:: SUPPLIED MATERIAL
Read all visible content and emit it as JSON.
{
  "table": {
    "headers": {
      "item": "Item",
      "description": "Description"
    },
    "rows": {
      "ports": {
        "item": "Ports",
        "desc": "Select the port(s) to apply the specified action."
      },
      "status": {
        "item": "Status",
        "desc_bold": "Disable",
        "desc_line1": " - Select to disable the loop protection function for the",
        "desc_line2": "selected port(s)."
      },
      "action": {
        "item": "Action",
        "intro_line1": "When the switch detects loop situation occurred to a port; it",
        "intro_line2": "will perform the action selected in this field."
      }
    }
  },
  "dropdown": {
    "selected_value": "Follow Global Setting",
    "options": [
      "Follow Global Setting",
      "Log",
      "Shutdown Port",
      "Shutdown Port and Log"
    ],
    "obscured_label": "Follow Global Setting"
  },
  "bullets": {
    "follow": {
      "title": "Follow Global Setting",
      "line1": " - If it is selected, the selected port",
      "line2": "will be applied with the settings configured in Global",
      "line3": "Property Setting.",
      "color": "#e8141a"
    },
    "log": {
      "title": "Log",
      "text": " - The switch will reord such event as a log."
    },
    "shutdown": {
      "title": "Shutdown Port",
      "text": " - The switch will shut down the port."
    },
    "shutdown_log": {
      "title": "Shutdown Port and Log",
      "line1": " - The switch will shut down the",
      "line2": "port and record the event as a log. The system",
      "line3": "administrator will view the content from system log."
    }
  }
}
::::
# GOAL
From the listing, copy every line where the string "title" appears.

# IN RESPONSE
      "title": "Follow Global Setting",
      "title": "Log",
      "title": "Shutdown Port",
      "title": "Shutdown Port and Log",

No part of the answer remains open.